▶ _Document passage_:
__________

My alarm sounds again, this time not quite so early due to our close proximity to The Tip. Although it’s still dark, a distinctive lack of stars in the sky tells me it is once again overcast. Hope of a sunrise over The Tip fades as I nestle into the swag and fall back to sleep.
Not wanting to waste the morning Rah and I rise as soon as it is light enough to see where we’re walking, and head west along the empty beach toward a rocky point in the distance. The sunlight filtering through the gapless rain clouds casts a calming blue hue as far as the eye can see. We’re thankful for the beautifully rounded light, which relieves our senses from the otherwise vibrant and overstimulating landscape. With it comes cooler temperatures that seem to slow us down and really relax our nerves.
Just as we reach the rocky outcrop Rah doubles-over with a sharp, stabbing pain. She looks to be holding her belly, though assures me it is period pain as tears stream down her face and meet under her chin. The colour drains from her once-rosy face and she’s forced to the sand surface where she stays – breathing deeply and trying to mentally reassure herself that there are worse places to be struck-down with your period. The fact of the matter is, there aren’t many places that fall into that category. We’re horribly underprepared for such a situation, and without the necessary items are forced to make the call to ride back into Bamaga.
I take the last of the heavy bags off The DR, while Rah prepares our riding gear for what will undoubtedly be a swift ride in. I wheel the heavy beast out of ear-shot from where Brogan is still peacefully sleeping, and then I fire her up; the cool morning air noticeably affecting the note of exhaust as the engine roars to life and then settles into a strong, unwavering idle. I smile to myself as we mount the motorbike and ease away.
I wait until there is some heat in the engine – riding slowly and familiarising myself with the light, nimble setup – before unleashing all the fury in an exhilarating amalgamation of powerslides and feathered throttle. Rah hangs on for dear life and we make record time, reaching Bamaga just as the sky opens up and heavy rain falls around us. This only deepens the rich reds and brightens the vibrant greens, which in-turn heightens my senses and brings me back to reality.
We need to find some meds to put Rah at ease. The only place that is of any help to us at such an hour of the morning is the BP Service Station. She doses up on painkillers and we hang in town until we know they’re doing the trick. The rain ceases to fall for a brief moment, so we run the gauntlet and head for Punsand Bay once again.
When we arrive we find that Brogs is up trying to piece together clues to determine why we weren’t there, and indeed where we were. He’s relieved to know we didn’t make an early morning dash for The Tip, and then grateful when we inform him we bought bacon and eggs for breakfast.

__________

▶ _Requirement 1_: Repeat word for word the part of the passage about the morning near The Tip that begins at the words "Just as we reach" and stops after "back into Bamaga.".
▶ _Requirement 2_: Keep writing the passage about the morning near The Tip, picking up right after its last sentence.
The rows that come next are not needed for anything here.

▶ _Raw records_:
__________

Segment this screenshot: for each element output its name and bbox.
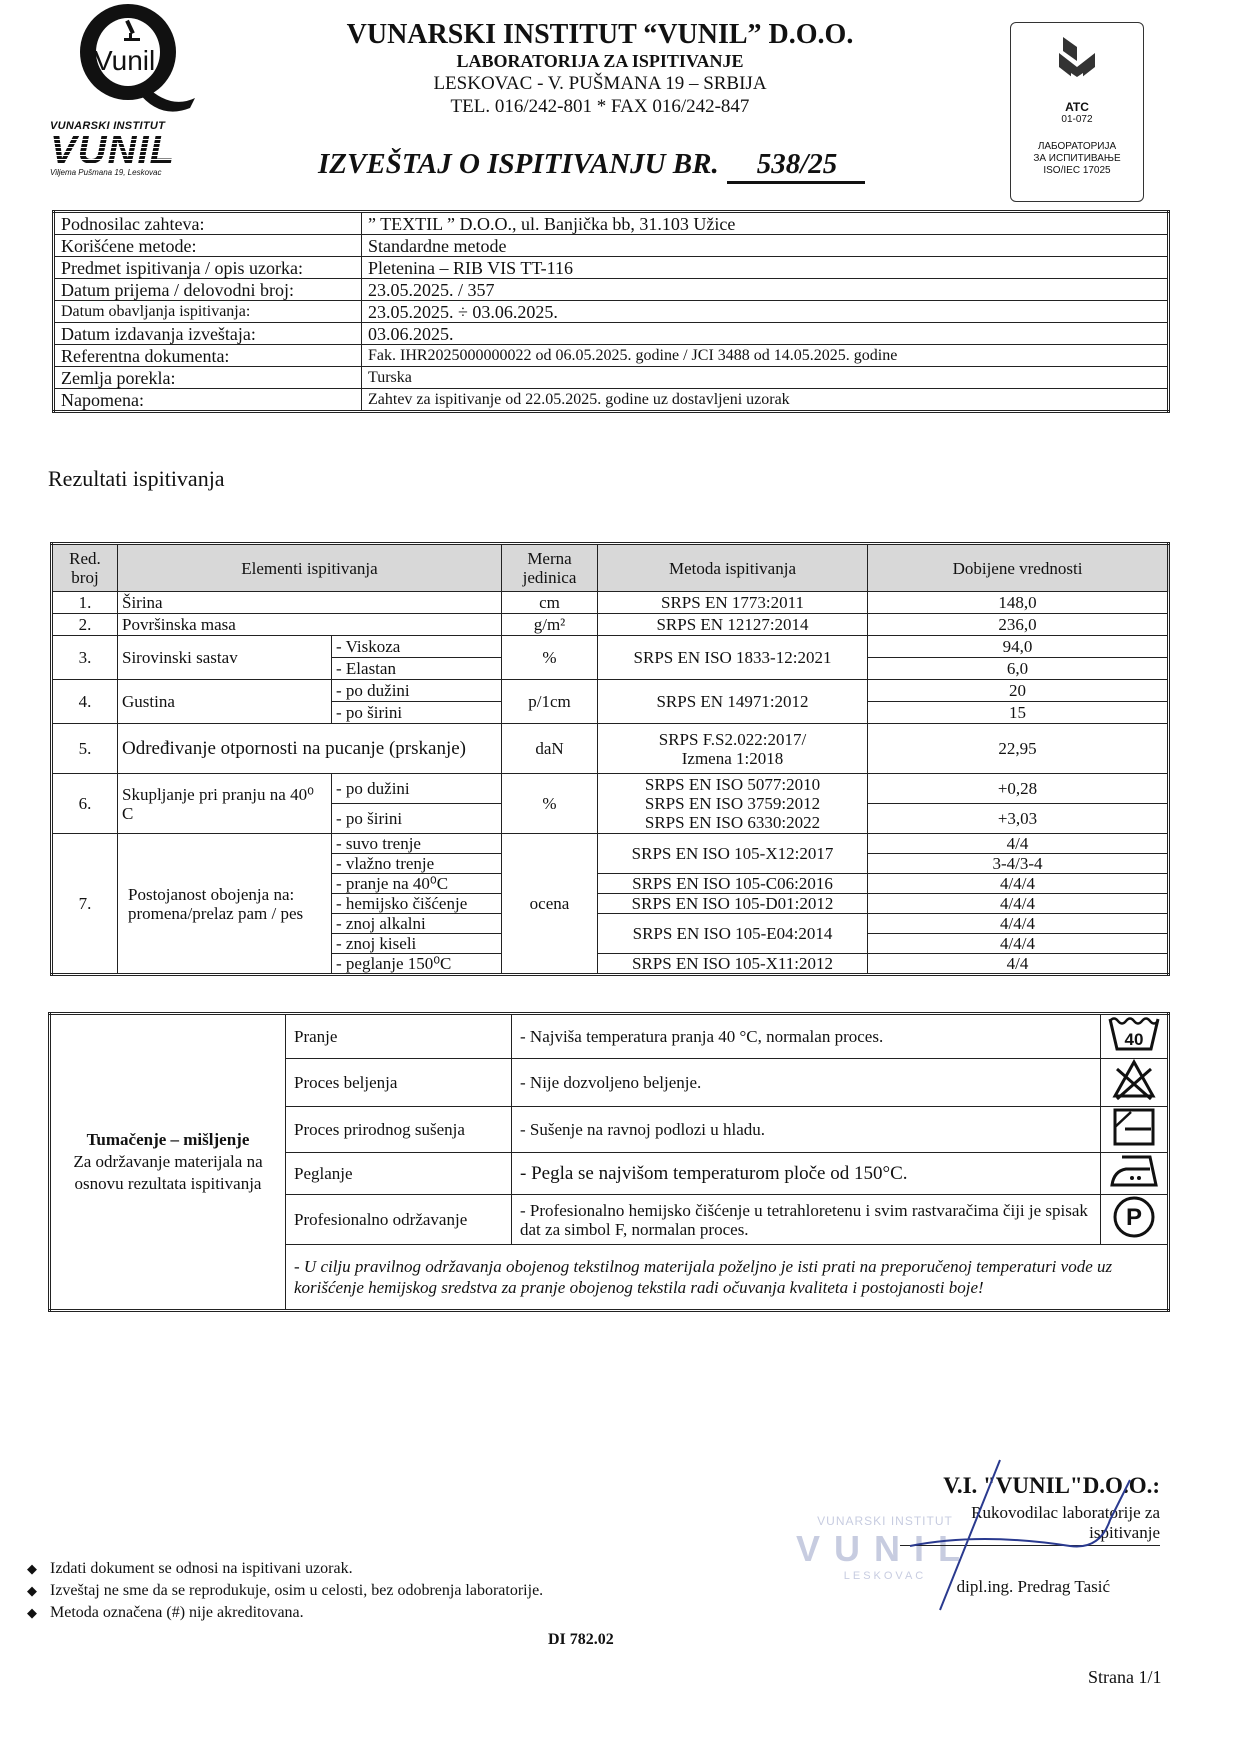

__________

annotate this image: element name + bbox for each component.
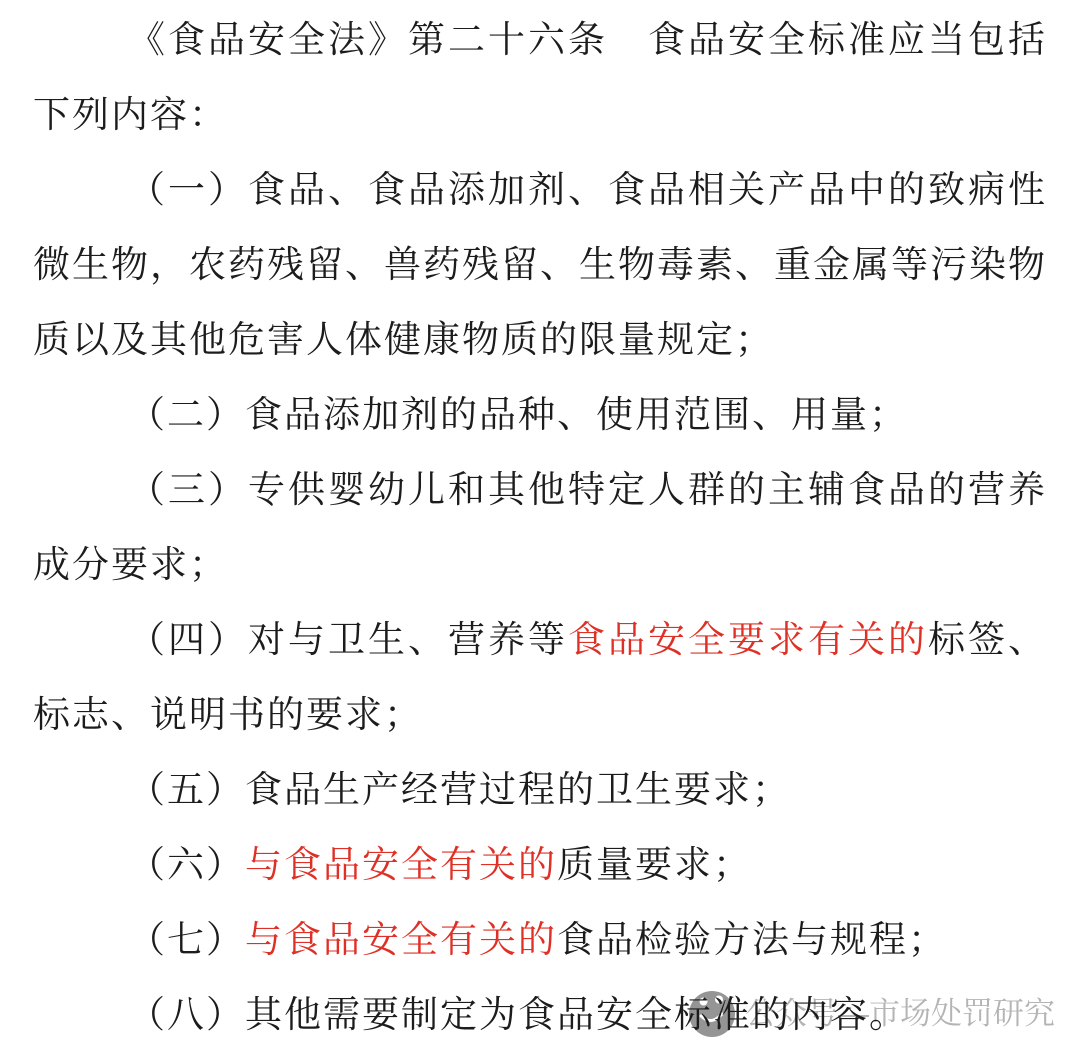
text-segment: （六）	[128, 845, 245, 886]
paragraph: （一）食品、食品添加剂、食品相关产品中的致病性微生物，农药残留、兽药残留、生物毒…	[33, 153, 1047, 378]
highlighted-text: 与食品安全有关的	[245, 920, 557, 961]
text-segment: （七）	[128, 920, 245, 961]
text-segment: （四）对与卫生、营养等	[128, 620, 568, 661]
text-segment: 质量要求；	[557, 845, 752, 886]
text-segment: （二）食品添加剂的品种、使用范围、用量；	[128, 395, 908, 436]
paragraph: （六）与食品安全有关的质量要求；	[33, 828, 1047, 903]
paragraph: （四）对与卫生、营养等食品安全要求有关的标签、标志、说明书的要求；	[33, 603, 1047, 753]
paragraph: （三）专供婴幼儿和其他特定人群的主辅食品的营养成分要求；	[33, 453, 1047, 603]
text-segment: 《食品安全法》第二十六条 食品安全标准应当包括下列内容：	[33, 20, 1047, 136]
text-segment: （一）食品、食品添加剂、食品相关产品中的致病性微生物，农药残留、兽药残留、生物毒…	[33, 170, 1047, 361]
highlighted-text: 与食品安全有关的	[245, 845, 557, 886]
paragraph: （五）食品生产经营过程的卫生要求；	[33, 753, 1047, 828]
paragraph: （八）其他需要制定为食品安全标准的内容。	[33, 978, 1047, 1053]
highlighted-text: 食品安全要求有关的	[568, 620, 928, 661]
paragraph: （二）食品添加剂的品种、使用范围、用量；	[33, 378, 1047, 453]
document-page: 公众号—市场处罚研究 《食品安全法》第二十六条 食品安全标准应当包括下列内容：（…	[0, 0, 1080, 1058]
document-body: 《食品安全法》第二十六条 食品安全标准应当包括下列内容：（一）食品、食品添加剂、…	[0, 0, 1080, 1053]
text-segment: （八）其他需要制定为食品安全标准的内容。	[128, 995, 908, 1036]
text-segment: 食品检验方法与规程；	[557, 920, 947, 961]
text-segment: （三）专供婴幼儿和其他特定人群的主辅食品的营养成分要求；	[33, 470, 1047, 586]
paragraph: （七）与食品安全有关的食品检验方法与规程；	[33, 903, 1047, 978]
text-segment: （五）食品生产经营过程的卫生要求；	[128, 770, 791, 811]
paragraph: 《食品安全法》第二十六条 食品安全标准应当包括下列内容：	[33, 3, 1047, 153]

__________

▶ _Expected answer 1_:
Just as we reach the rocky outcrop Rah doubles-over with a sharp, stabbing pain. She looks to be holding her belly, though assures me it is period pain as tears stream down her face and meet under her chin. The colour drains from her once-rosy face and she’s forced to the sand surface where she stays – breathing deeply and trying to mentally reassure herself that there are worse places to be struck-down with your period. The fact of the matter is, there aren’t many places that fall into that category. We’re horribly underprepared for such a situation, and without the necessary items are forced to make the call to ride back into Bamaga.

▶ _Expected answer 2_:
We make short work of the oily goodness on fresh bread from Bamaga bakery and a healthy slathering of chilli jam, before filling our morning with writing, fishing, relaxing and then more food towards lunchtime. Whilst Rah and I are busy relaxing by the pool and sipping XXXX Gold, Brogan slips away unnoticed for a solo mission to explore the roads north of here!
Upon his return he gives us a run-down of the roads, which is enough to kick Rah and I into gear. We ready The DR and make a move; out along Bottom Crossing Road until we reach the main track north. We turn left and open up the throttle, utilising 2nd, 3rd and 4th gear to make short-work of the mild corrugations. I can feel my toe throbbing like crazy in my runners. I had to wear them as slipping a boot over my swollen toe was far too uncomfortable. The aching is making use of my rear brake a challenging lesson in pain management. The road kinks repeatedly and I use the engine to brake for each corner instead.
Without warning, the trees around us close in and meet above us. Palms, ferns and figs drown out the eucalypts in a dense tropical ground cover that contrasts heavily with the ever reddening soil we’re riding on. We enter an enclosed corridor with hanging vines and rays of light catching the settling dust in front of us. This is what dreams are made of!
Eventually the tropical tunnel opens out and exposes a sunny crossroad: Left will take us to The Tip (15km’s), and right to Somerset Bay (11 km’s). Our aim is to catch the setting sun over the northernmost tip of the continent, and with a couple of hours to burn we decide to check out Somerset Bay first. The road remains open and smooth, flowing, and free from the hindrance of sand or corrugations.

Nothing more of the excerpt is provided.